Please output every line of the material as it stands, without the pictures.
── SOURCE RECORDS ──
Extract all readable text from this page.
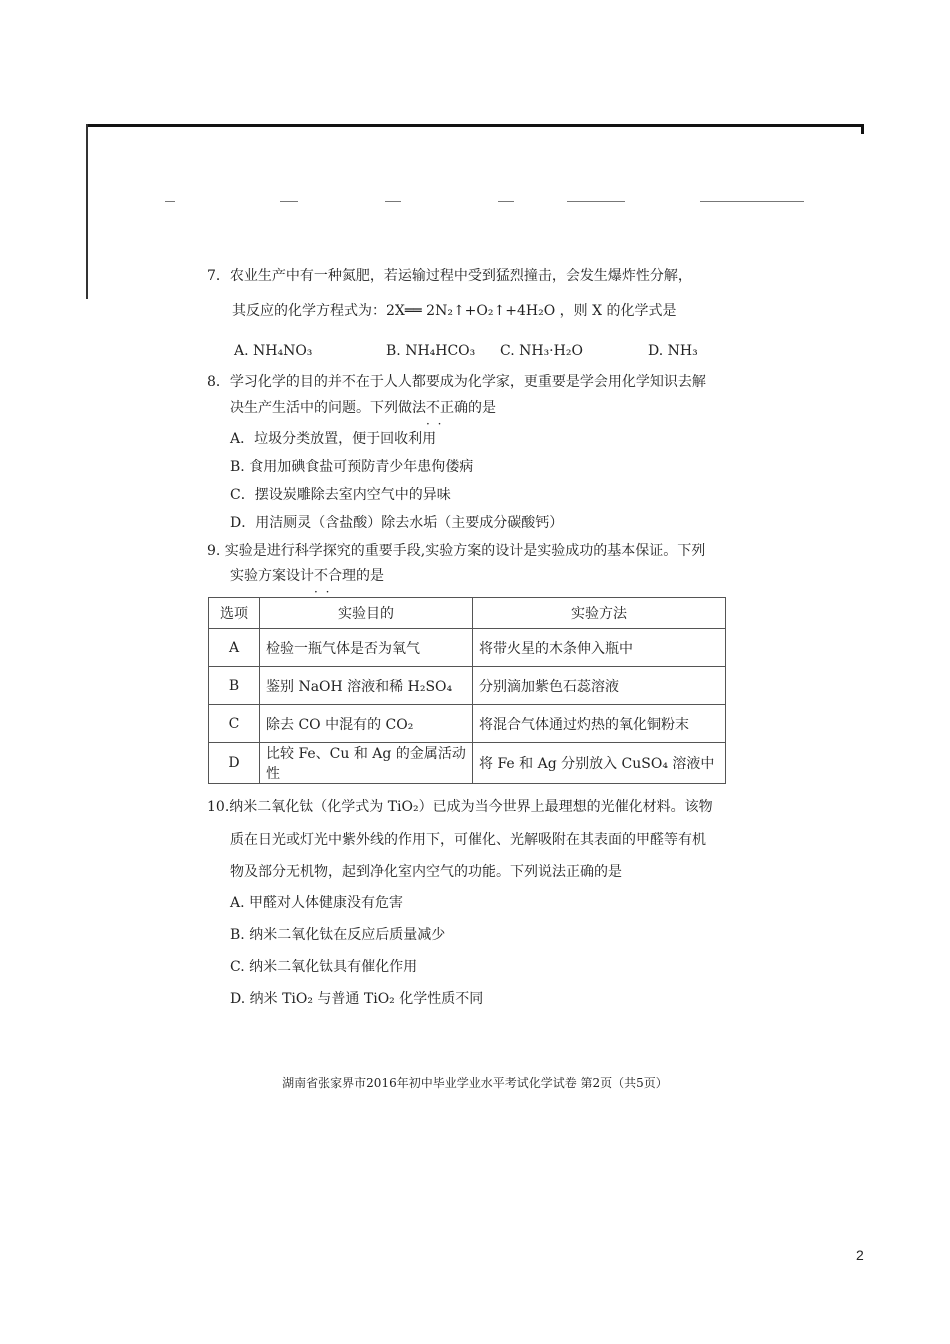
7．农业生产中有一种氮肥，若运输过程中受到猛烈撞击，会发生爆炸性分解，
其反应的化学方程式为：2X══ 2N₂↑+O₂↑+4H₂O ，则 X 的化学式是
A. NH₄NO₃	B. NH₄HCO₃ C. NH₃·H₂O	D. NH₃
8．学习化学的目的并不在于人人都要成为化学家，更重要是学会用化学知识去解
决生产生活中的问题。下列做法不正确 · ·的是
A．垃圾分类放置，便于回收利用
B. 食用加碘食盐可预防青少年患佝偻病
C．摆设炭雕除去室内空气中的异味
D．用洁厕灵（含盐酸）除去水垢（主要成分碳酸钙）
9. 实验是进行科学探究的重要手段,实验方案的设计是实验成功的基本保证。下列
实验方案设计不合理 · ·的是
选项	实验目的	实验方法
A	检验一瓶气体是否为氧气	将带火星的木条伸入瓶中
B	鉴别 NaOH 溶液和稀 H₂SO₄	分别滴加紫色石蕊溶液
C	除去 CO 中混有的 CO₂	将混合气体通过灼热的氧化铜粉末
D	比较 Fe、Cu 和 Ag 的金属活动性	将 Fe 和 Ag 分别放入 CuSO₄ 溶液中
10.纳米二氧化钛（化学式为 TiO₂）已成为当今世界上最理想的光催化材料。该物
质在日光或灯光中紫外线的作用下，可催化、光解吸附在其表面的甲醛等有机
物及部分无机物，起到净化室内空气的功能。下列说法正确的是
A. 甲醛对人体健康没有危害
B. 纳米二氧化钛在反应后质量减少
C. 纳米二氧化钛具有催化作用
D. 纳米 TiO₂ 与普通 TiO₂ 化学性质不同
湖南省张家界市2016年初中毕业学业水平考试化学试卷 第2页（共5页）
2
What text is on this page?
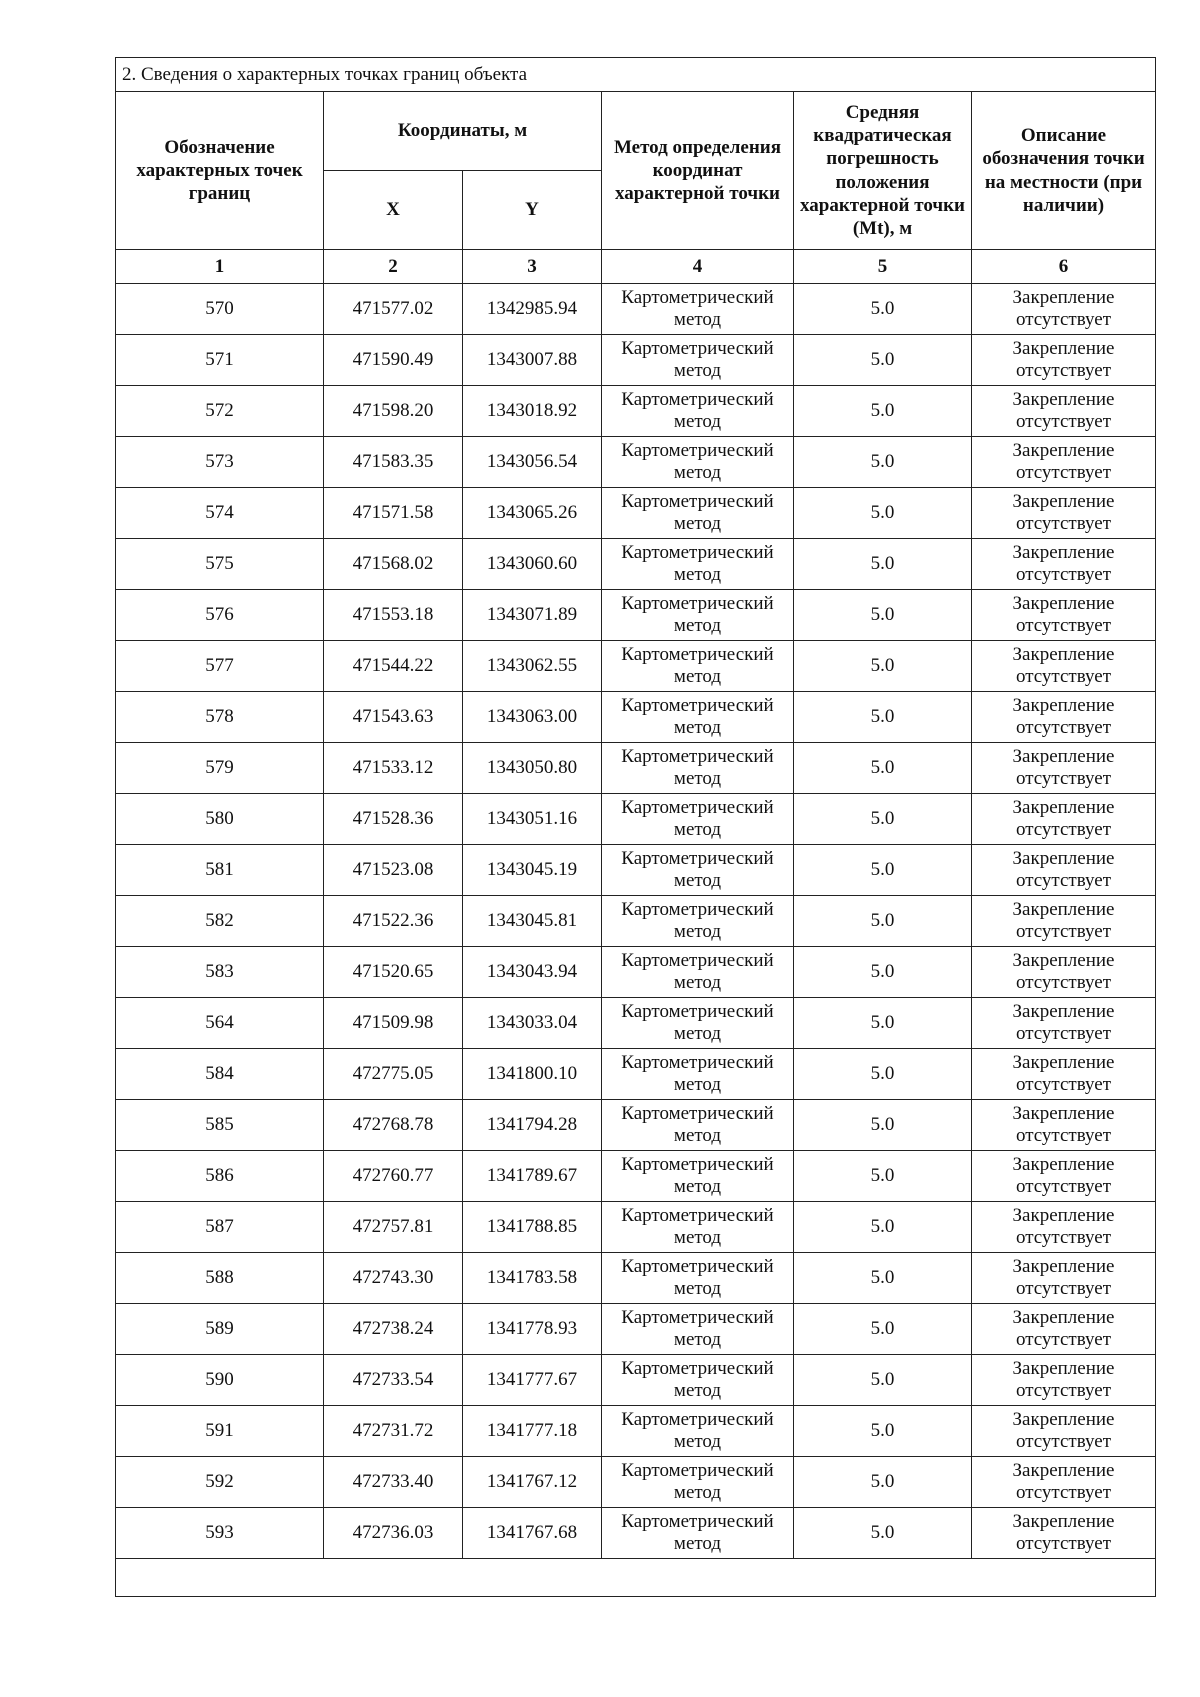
2. Сведения о характерных точках границ объекта					
Обозначение характерных точек границ	Координаты, м		Метод определения координат характерной точки	Средняя квадратическая погрешность положения характерной точки (Mt), м	Описание обозначения точки на местности (при наличии)
	X	Y			
1	2	3	4	5	6
570	471577.02	1342985.94	Картометрический метод	5.0	Закрепление отсутствует
571	471590.49	1343007.88	Картометрический метод	5.0	Закрепление отсутствует
572	471598.20	1343018.92	Картометрический метод	5.0	Закрепление отсутствует
573	471583.35	1343056.54	Картометрический метод	5.0	Закрепление отсутствует
574	471571.58	1343065.26	Картометрический метод	5.0	Закрепление отсутствует
575	471568.02	1343060.60	Картометрический метод	5.0	Закрепление отсутствует
576	471553.18	1343071.89	Картометрический метод	5.0	Закрепление отсутствует
577	471544.22	1343062.55	Картометрический метод	5.0	Закрепление отсутствует
578	471543.63	1343063.00	Картометрический метод	5.0	Закрепление отсутствует
579	471533.12	1343050.80	Картометрический метод	5.0	Закрепление отсутствует
580	471528.36	1343051.16	Картометрический метод	5.0	Закрепление отсутствует
581	471523.08	1343045.19	Картометрический метод	5.0	Закрепление отсутствует
582	471522.36	1343045.81	Картометрический метод	5.0	Закрепление отсутствует
583	471520.65	1343043.94	Картометрический метод	5.0	Закрепление отсутствует
564	471509.98	1343033.04	Картометрический метод	5.0	Закрепление отсутствует
584	472775.05	1341800.10	Картометрический метод	5.0	Закрепление отсутствует
585	472768.78	1341794.28	Картометрический метод	5.0	Закрепление отсутствует
586	472760.77	1341789.67	Картометрический метод	5.0	Закрепление отсутствует
587	472757.81	1341788.85	Картометрический метод	5.0	Закрепление отсутствует
588	472743.30	1341783.58	Картометрический метод	5.0	Закрепление отсутствует
589	472738.24	1341778.93	Картометрический метод	5.0	Закрепление отсутствует
590	472733.54	1341777.67	Картометрический метод	5.0	Закрепление отсутствует
591	472731.72	1341777.18	Картометрический метод	5.0	Закрепление отсутствует
592	472733.40	1341767.12	Картометрический метод	5.0	Закрепление отсутствует
593	472736.03	1341767.68	Картометрический метод	5.0	Закрепление отсутствует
───
### REPLY
Extract all readable text from this page.
7．农业生产中有一种氮肥，若运输过程中受到猛烈撞击，会发生爆炸性分解，
其反应的化学方程式为：2X══ 2N₂↑+O₂↑+4H₂O ，则 X 的化学式是
A. NH₄NO₃	B. NH₄HCO₃ C. NH₃·H₂O	D. NH₃
8．学习化学的目的并不在于人人都要成为化学家，更重要是学会用化学知识去解
决生产生活中的问题。下列做法不正确 · ·的是
A．垃圾分类放置，便于回收利用
B. 食用加碘食盐可预防青少年患佝偻病
C．摆设炭雕除去室内空气中的异味
D．用洁厕灵（含盐酸）除去水垢（主要成分碳酸钙）
9. 实验是进行科学探究的重要手段,实验方案的设计是实验成功的基本保证。下列
实验方案设计不合理 · ·的是
选项	实验目的	实验方法
A	检验一瓶气体是否为氧气	将带火星的木条伸入瓶中
B	鉴别 NaOH 溶液和稀 H₂SO₄	分别滴加紫色石蕊溶液
C	除去 CO 中混有的 CO₂	将混合气体通过灼热的氧化铜粉末
D	比较 Fe、Cu 和 Ag 的金属活动性	将 Fe 和 Ag 分别放入 CuSO₄ 溶液中
10.纳米二氧化钛（化学式为 TiO₂）已成为当今世界上最理想的光催化材料。该物
质在日光或灯光中紫外线的作用下，可催化、光解吸附在其表面的甲醛等有机
物及部分无机物，起到净化室内空气的功能。下列说法正确的是
A. 甲醛对人体健康没有危害
B. 纳米二氧化钛在反应后质量减少
C. 纳米二氧化钛具有催化作用
D. 纳米 TiO₂ 与普通 TiO₂ 化学性质不同
湖南省张家界市2016年初中毕业学业水平考试化学试卷 第2页（共5页）
2
What text is on this page?
2. Сведения о характерных точках границ объекта					
Обозначение характерных точек границ	Координаты, м		Метод определения координат характерной точки	Средняя квадратическая погрешность положения характерной точки (Mt), м	Описание обозначения точки на местности (при наличии)
	X	Y			
1	2	3	4	5	6
570	471577.02	1342985.94	Картометрический метод	5.0	Закрепление отсутствует
571	471590.49	1343007.88	Картометрический метод	5.0	Закрепление отсутствует
572	471598.20	1343018.92	Картометрический метод	5.0	Закрепление отсутствует
573	471583.35	1343056.54	Картометрический метод	5.0	Закрепление отсутствует
574	471571.58	1343065.26	Картометрический метод	5.0	Закрепление отсутствует
575	471568.02	1343060.60	Картометрический метод	5.0	Закрепление отсутствует
576	471553.18	1343071.89	Картометрический метод	5.0	Закрепление отсутствует
577	471544.22	1343062.55	Картометрический метод	5.0	Закрепление отсутствует
578	471543.63	1343063.00	Картометрический метод	5.0	Закрепление отсутствует
579	471533.12	1343050.80	Картометрический метод	5.0	Закрепление отсутствует
580	471528.36	1343051.16	Картометрический метод	5.0	Закрепление отсутствует
581	471523.08	1343045.19	Картометрический метод	5.0	Закрепление отсутствует
582	471522.36	1343045.81	Картометрический метод	5.0	Закрепление отсутствует
583	471520.65	1343043.94	Картометрический метод	5.0	Закрепление отсутствует
564	471509.98	1343033.04	Картометрический метод	5.0	Закрепление отсутствует
584	472775.05	1341800.10	Картометрический метод	5.0	Закрепление отсутствует
585	472768.78	1341794.28	Картометрический метод	5.0	Закрепление отсутствует
586	472760.77	1341789.67	Картометрический метод	5.0	Закрепление отсутствует
587	472757.81	1341788.85	Картометрический метод	5.0	Закрепление отсутствует
588	472743.30	1341783.58	Картометрический метод	5.0	Закрепление отсутствует
589	472738.24	1341778.93	Картометрический метод	5.0	Закрепление отсутствует
590	472733.54	1341777.67	Картометрический метод	5.0	Закрепление отсутствует
591	472731.72	1341777.18	Картометрический метод	5.0	Закрепление отсутствует
592	472733.40	1341767.12	Картометрический метод	5.0	Закрепление отсутствует
593	472736.03	1341767.68	Картометрический метод	5.0	Закрепление отсутствует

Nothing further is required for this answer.